本文抜粋:

◆ネタバレがありますので未読の方はご注意ください
※読後に気になったことをバーーっと書き出したメモであり全然まとまっていない。
なんだかわからないが胸にズシンときてしまった。感動したというのとは違う。深く突き刺さったというかんじ。それは決して嫌な痛みではないが、快感という訳でもない。
「シュウジ」と「ちせ」。ふたりの高校生の純粋でまっすぐな恋の物語(愛の物語ではない)。その「想い」の部分は圧倒的な純粋さで迫ってくる。このような異常な状況に置かれても、果たして恋人のことを全面的に受け入れていけるだろうか?
ただの女子高生が「最終兵器」となってしまい、最終戦争に巻き込まれ地球の滅亡を目の当たりにしていくというとんでもなく一大事な設定はカフカの「変身」的唐突さだが、それが「恋」という思春期の少女の一大事とまったく並列に語られていくところがすごすぎる。「地球はもうダメです」という事実が交換日記につづられているというのもすごい。

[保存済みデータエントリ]
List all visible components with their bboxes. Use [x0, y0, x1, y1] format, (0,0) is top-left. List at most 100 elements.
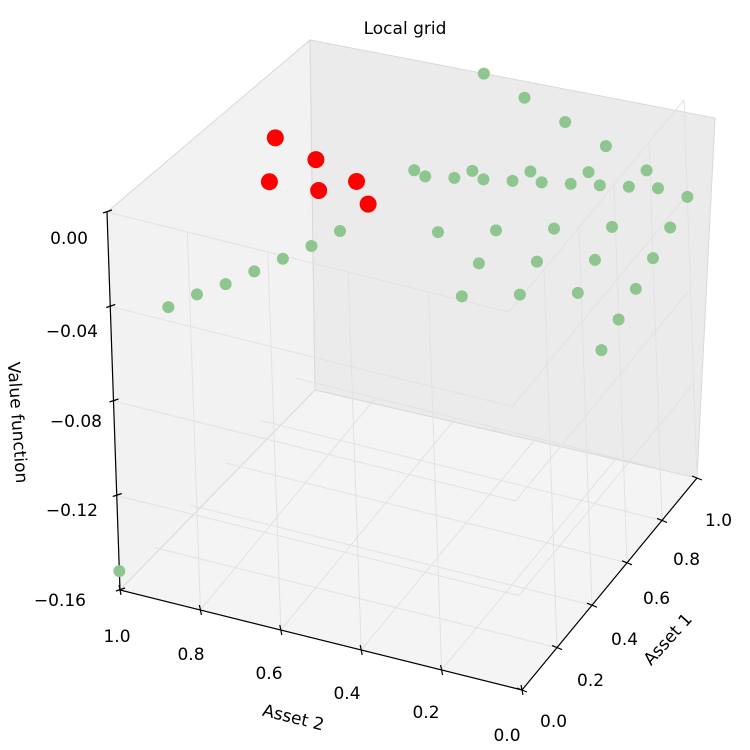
z-tick-label: −0.08 — [50, 412, 102, 432]
grid-point — [524, 165, 537, 178]
grid-point — [593, 179, 606, 192]
grid-point — [595, 344, 608, 357]
y-axis-line — [119, 589, 523, 691]
x-tick-label: 0.4 — [611, 630, 638, 650]
x-tick — [516, 687, 528, 693]
grid-point — [518, 91, 531, 104]
local-grid-point — [266, 129, 284, 147]
local-grid-point — [348, 172, 366, 190]
floor-gridline — [360, 437, 537, 651]
grid-point — [651, 182, 664, 195]
y-axis-label: Asset 2 — [260, 701, 326, 736]
grid-point — [681, 190, 694, 203]
z-tick — [106, 303, 116, 309]
back-wall-gridline — [518, 383, 695, 596]
back-wall-gridline — [515, 288, 691, 502]
x-axis-line — [521, 477, 698, 691]
grid-point — [305, 240, 318, 253]
y-tick — [279, 624, 283, 636]
back-wall-gridline — [511, 194, 688, 407]
floor-gridline — [200, 397, 376, 611]
grid-point — [559, 115, 572, 128]
local-grid-point — [307, 151, 325, 169]
grid-point — [477, 173, 490, 186]
grid-point — [582, 166, 595, 179]
left-wall-gridline — [113, 400, 516, 502]
grid-point — [466, 164, 479, 177]
floor-gridline — [441, 457, 617, 671]
grid-point — [448, 171, 461, 184]
grid-point — [513, 288, 526, 301]
z-tick-label: −0.04 — [46, 322, 98, 342]
grid-point — [333, 224, 346, 237]
z-axis-label: Value function — [3, 361, 31, 484]
y-tick — [359, 644, 363, 656]
grid-point — [612, 313, 625, 326]
y-tick — [198, 604, 202, 616]
grid-point — [622, 180, 635, 193]
y-tick — [118, 584, 122, 596]
grid-point — [472, 257, 485, 270]
grid-point — [664, 221, 677, 234]
grid-point — [162, 301, 175, 314]
grid-point — [490, 224, 502, 237]
grid-point — [599, 140, 612, 153]
x-tick-label: 0.6 — [643, 589, 670, 609]
grid-point — [276, 252, 289, 265]
left-wall-gridline — [116, 495, 519, 596]
grid-point — [530, 255, 543, 268]
grid-point — [640, 164, 653, 177]
grid-point — [535, 176, 548, 189]
grid-point — [571, 286, 584, 299]
chart-title: Local grid — [364, 19, 447, 39]
grid-point — [419, 170, 432, 183]
grid-point — [431, 226, 444, 239]
floor-gridline — [280, 417, 457, 631]
x-tick-label: 0.0 — [540, 712, 567, 732]
gridlines — [106, 99, 698, 671]
x-axis-label: Asset 1 — [640, 610, 697, 670]
x-tick-label: 0.8 — [673, 550, 700, 570]
x-tick — [656, 517, 668, 523]
z-tick-label: 0.00 — [50, 229, 88, 249]
z-tick-label: −0.12 — [46, 501, 98, 521]
grid-point — [219, 278, 232, 291]
left-wall-gridline — [106, 211, 510, 313]
grid-point — [646, 252, 659, 265]
x-tick — [586, 602, 598, 608]
z-tick — [102, 209, 113, 214]
grid-point — [113, 565, 126, 578]
y-tick-label: 1.0 — [103, 627, 130, 647]
axis-ticks — [102, 209, 703, 696]
back-wall-gridline — [508, 99, 685, 313]
z-tick — [112, 492, 122, 498]
local-grid-point — [260, 173, 278, 191]
grid-point — [477, 67, 490, 80]
scatter-points — [113, 67, 694, 578]
grid-point — [588, 253, 601, 266]
y-tick — [440, 664, 444, 676]
grid-point — [564, 177, 577, 190]
left-wall-gridline — [110, 306, 513, 407]
local-grid-point — [310, 182, 328, 200]
y-tick-label: 0.6 — [255, 664, 282, 684]
x-tick — [621, 560, 633, 566]
x-tick — [551, 645, 563, 651]
z-tick-label: −0.16 — [34, 591, 86, 611]
y-tick-label: 0.2 — [412, 703, 439, 723]
grid-point — [506, 174, 519, 187]
x-tick-label: 0.2 — [577, 671, 604, 691]
grid-point — [629, 282, 642, 295]
x-tick — [691, 475, 703, 481]
grid-point — [455, 290, 468, 303]
grid-point — [248, 265, 261, 278]
grid-point — [548, 222, 561, 235]
local-grid-point — [359, 195, 377, 213]
grid-point — [606, 220, 619, 233]
x-tick-label: 1.0 — [705, 511, 732, 531]
y-tick-label: 0.0 — [493, 726, 520, 746]
grid-point — [408, 164, 421, 177]
z-tick — [109, 398, 119, 403]
grid-point — [190, 288, 203, 301]
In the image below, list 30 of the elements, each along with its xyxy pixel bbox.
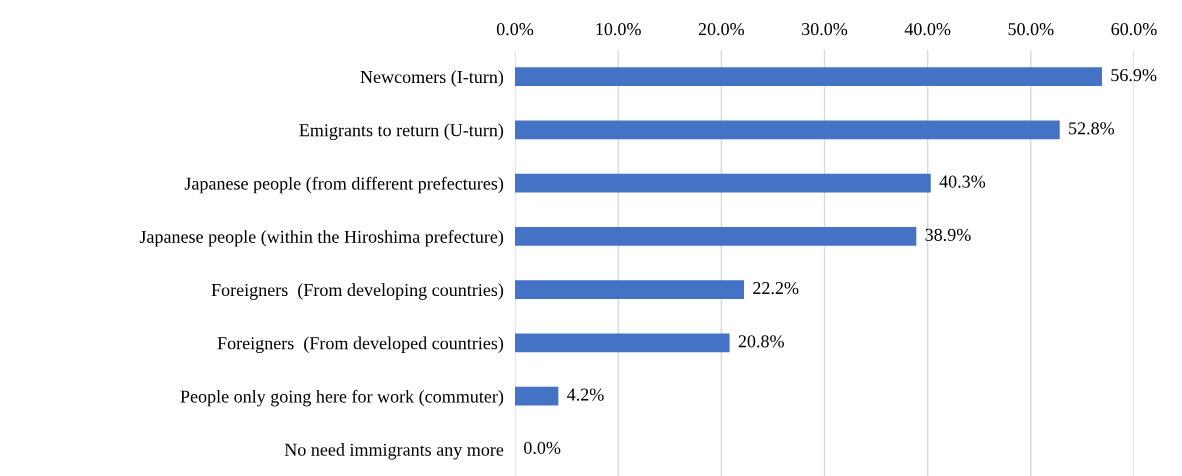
bar (515, 173, 931, 193)
data-label: 56.9% (1111, 68, 1157, 82)
x-tick-label: 60.0% (1111, 23, 1157, 36)
data-label: 20.8% (738, 335, 784, 348)
bar (515, 386, 559, 406)
y-tick-label: No need immigrants any more (284, 443, 504, 460)
data-label: 4.2% (567, 388, 604, 401)
y-tick-label: Japanese people (within the Hiroshima prefecture) (139, 230, 504, 247)
bar (515, 280, 745, 299)
bar (515, 227, 917, 246)
data-label: 0.0% (524, 441, 561, 454)
x-tick-label: 0.0% (496, 23, 534, 36)
y-tick-label: Foreigners (From developing countries) (211, 283, 504, 300)
x-tick-label: 30.0% (802, 23, 848, 36)
bar (515, 333, 730, 353)
data-label: 52.8% (1069, 122, 1115, 135)
data-label: 38.9% (925, 228, 971, 241)
y-tick-label: Japanese people (from different prefectures) (184, 176, 504, 194)
y-tick-label: Foreigners (From developed countries) (217, 336, 504, 354)
y-tick-label: Newcomers (I-turn) (360, 70, 504, 87)
data-label: 22.2% (753, 281, 799, 295)
y-tick-label: Emigrants to return (U-turn) (299, 123, 504, 141)
x-tick-label: 20.0% (698, 23, 745, 36)
bar (515, 67, 1103, 86)
bar (515, 120, 1060, 140)
x-tick-label: 40.0% (904, 23, 951, 36)
x-tick-label: 50.0% (1008, 23, 1054, 36)
y-tick-label: People only going here for work (commuter) (180, 389, 504, 407)
data-label: 40.3% (939, 175, 986, 188)
x-tick-label: 10.0% (596, 23, 641, 36)
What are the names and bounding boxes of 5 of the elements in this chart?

作業内容:
シュウジとちせの物語を読んだ感想文を、最後の文に続けて書き足すこと。 エントリはこの作業には関係しない。

出力結果:
ちせは途中から自分が敵を殲滅すること、人を殺すことをあまりにもあっさりと口にするようになる。誰がのHPに書いてあったように人格が崩壊している? ちせの機械の部分が生体の部分を食い荒らしたということからも、完全なマン=マシーンではなく、人間から機械へと変わっていってしまっているということか。マン=マシーンの負の身体性、機械に浸食される身体をここまで強烈に描いた作品も少ないだろう。それは浸食される身体がただの恋する女の子であり、さらに自らが兵器=殺人の道具となることを半ば受け入れていることにより、その哀しみと痛みは増幅される。
その意味では自分が以前より考えていた異形の者の哀しみとは少し質が違う。異形であるが故に周りから疎外される哀しみではなく、異形になっていくことを半ば受け入れつつもそれが恋人を苦しめることになってしまうという哀しみである。「クラスメイトに戻ろう」。
バトロイド美少女というアニメ的おなじみキャラクターの存在意義をここまで膨らませたのはすごい。この作品はそういうキャラクター的視点で語られるものではない。その意味ではコナミがゲーム化したというのはちょっと理解に苦しむ。
逃げ出したふたりが漁港で過ごす夢のような14日間、その中で「壊れていく」ちせが切ない。
戦争の緊迫感が伝わってこないのは、シュウジたちの日常の感覚なんだろう。作者はインタビューで「シュウジの視点に立って、リアリティーとして必要のないものは省いていった。連載当初、担当編集者とつい、戦争の全体状況とかちせのテクノロジーは、といった話に入ってしまった時は、第1巻の最初のページに書いた「ぼくたちは、恋していく」、ここに立ち返ろうと話した。すべてを把握する「神の視点」はこの作品にそぐわないし、自分に合わない。」と言っている。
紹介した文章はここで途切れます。